> **Set task**: Identify all lines in the data containing the string "dopl". Copy them out.

* START *

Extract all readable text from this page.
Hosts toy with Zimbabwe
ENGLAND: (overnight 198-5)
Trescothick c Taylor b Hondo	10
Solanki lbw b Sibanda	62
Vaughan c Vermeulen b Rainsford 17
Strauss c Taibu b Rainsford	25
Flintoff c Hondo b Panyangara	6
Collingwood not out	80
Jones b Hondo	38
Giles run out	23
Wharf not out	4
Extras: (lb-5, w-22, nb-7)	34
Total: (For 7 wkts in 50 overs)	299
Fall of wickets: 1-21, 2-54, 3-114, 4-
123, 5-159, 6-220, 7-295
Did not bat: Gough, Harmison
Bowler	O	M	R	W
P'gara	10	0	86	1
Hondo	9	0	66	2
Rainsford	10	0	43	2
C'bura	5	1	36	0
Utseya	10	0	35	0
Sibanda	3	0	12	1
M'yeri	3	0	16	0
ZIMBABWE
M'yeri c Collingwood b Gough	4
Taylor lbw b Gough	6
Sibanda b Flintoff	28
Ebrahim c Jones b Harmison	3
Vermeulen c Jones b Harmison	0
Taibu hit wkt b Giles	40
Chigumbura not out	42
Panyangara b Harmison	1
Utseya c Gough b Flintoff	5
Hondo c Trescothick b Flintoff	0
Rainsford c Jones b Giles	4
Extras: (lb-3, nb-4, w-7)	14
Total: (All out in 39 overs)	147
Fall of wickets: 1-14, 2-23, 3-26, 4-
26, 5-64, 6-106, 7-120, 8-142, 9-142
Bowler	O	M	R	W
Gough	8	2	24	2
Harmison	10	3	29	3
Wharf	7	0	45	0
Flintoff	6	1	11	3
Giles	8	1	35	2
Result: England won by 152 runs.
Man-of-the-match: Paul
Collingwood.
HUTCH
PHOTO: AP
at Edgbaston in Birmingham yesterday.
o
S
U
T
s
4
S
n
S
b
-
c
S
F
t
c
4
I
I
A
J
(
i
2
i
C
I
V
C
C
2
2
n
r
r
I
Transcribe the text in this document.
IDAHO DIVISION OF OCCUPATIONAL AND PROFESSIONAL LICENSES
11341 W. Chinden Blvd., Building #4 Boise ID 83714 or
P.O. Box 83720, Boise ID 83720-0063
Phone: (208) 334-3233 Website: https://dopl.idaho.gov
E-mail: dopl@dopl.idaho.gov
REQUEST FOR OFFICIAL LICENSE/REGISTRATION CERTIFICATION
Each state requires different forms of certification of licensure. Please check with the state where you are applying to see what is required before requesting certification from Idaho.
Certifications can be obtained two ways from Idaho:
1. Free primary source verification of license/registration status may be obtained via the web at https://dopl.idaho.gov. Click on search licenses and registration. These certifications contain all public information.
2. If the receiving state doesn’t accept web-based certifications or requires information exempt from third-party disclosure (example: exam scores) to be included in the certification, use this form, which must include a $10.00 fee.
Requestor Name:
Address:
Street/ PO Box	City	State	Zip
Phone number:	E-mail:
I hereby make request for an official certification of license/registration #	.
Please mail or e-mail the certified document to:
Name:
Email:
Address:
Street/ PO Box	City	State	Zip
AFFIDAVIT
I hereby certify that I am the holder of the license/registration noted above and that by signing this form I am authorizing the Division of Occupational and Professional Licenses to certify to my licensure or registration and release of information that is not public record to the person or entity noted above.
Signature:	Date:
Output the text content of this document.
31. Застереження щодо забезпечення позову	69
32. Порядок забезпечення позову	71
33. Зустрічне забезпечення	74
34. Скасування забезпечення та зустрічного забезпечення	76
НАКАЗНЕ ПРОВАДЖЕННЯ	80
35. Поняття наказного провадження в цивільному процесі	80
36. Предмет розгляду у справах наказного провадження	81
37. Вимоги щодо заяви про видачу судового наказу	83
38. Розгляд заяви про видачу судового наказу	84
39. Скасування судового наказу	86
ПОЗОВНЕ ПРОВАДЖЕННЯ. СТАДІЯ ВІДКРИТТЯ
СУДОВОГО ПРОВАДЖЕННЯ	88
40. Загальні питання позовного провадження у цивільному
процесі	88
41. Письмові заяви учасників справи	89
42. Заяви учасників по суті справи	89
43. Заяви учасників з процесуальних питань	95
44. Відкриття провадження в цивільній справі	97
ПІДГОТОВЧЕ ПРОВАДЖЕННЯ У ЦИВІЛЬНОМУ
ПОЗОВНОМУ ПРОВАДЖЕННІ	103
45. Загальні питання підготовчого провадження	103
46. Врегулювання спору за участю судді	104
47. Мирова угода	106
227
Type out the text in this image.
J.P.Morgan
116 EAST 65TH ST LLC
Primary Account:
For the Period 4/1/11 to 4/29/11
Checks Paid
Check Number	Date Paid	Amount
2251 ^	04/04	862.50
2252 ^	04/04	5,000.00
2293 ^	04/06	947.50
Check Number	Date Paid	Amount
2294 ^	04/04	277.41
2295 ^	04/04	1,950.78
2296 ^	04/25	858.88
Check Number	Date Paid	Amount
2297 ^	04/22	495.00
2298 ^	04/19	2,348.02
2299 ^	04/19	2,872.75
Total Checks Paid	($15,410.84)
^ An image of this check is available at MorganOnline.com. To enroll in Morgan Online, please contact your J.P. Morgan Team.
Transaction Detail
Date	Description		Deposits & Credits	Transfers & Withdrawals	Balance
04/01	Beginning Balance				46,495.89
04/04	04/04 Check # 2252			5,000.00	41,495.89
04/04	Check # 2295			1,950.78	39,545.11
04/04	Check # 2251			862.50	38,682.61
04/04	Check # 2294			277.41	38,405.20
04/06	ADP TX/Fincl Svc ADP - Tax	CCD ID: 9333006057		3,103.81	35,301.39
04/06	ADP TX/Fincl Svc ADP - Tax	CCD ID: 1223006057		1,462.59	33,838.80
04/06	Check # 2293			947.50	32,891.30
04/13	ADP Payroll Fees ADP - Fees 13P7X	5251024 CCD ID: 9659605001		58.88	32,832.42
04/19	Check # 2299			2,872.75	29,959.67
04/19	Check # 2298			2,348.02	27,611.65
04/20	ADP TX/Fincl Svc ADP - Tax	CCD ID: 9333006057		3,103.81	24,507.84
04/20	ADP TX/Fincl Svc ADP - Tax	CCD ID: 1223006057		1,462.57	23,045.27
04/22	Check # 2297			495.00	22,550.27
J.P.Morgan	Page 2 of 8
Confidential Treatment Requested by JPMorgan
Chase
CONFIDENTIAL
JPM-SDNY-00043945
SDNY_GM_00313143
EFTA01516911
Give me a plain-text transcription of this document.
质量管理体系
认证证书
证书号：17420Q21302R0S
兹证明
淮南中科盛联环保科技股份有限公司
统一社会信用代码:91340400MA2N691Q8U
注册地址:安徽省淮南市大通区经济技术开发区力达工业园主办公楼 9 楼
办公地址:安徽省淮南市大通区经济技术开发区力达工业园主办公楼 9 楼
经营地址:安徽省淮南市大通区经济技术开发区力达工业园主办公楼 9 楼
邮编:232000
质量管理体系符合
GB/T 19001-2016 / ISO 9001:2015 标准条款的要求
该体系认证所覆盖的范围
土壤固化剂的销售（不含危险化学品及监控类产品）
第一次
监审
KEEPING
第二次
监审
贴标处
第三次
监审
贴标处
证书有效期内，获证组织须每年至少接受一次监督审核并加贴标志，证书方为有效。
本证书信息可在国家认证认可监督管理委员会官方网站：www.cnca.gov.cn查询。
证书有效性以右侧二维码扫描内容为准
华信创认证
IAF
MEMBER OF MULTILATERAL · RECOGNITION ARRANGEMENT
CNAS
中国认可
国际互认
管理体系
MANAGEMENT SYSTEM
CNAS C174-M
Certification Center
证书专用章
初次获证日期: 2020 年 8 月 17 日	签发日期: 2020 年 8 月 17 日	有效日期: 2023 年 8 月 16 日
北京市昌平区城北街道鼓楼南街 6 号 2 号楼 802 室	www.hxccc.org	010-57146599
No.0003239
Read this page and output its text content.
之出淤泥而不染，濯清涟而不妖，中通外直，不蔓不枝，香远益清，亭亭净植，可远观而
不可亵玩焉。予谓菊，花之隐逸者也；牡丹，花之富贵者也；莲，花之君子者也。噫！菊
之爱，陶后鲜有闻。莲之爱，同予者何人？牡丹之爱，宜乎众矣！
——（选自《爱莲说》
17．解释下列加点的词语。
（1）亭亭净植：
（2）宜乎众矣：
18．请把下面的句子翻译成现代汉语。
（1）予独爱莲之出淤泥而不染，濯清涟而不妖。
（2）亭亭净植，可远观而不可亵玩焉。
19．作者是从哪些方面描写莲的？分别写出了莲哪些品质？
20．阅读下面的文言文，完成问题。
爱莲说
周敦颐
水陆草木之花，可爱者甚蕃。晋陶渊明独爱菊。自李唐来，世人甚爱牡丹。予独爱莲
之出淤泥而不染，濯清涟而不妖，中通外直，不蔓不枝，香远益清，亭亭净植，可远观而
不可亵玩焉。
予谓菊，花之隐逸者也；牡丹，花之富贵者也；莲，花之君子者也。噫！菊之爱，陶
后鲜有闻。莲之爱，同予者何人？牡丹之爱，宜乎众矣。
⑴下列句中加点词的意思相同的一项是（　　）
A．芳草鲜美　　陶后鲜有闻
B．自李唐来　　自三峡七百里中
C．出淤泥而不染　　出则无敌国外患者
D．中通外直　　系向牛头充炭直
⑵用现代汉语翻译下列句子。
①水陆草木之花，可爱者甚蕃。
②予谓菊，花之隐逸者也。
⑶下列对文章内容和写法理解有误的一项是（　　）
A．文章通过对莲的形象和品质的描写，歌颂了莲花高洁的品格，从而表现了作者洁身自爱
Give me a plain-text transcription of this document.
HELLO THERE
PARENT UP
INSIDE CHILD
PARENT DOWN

* END *

> **The output**:
Phone: (208) 334-3233 Website: https://dopl.idaho.gov
E-mail: dopl@dopl.idaho.gov
1. Free primary source verification of license/registration status may be obtained via the web at https://dopl.idaho.gov. Click on search licenses and registration. These certifications contain all public information.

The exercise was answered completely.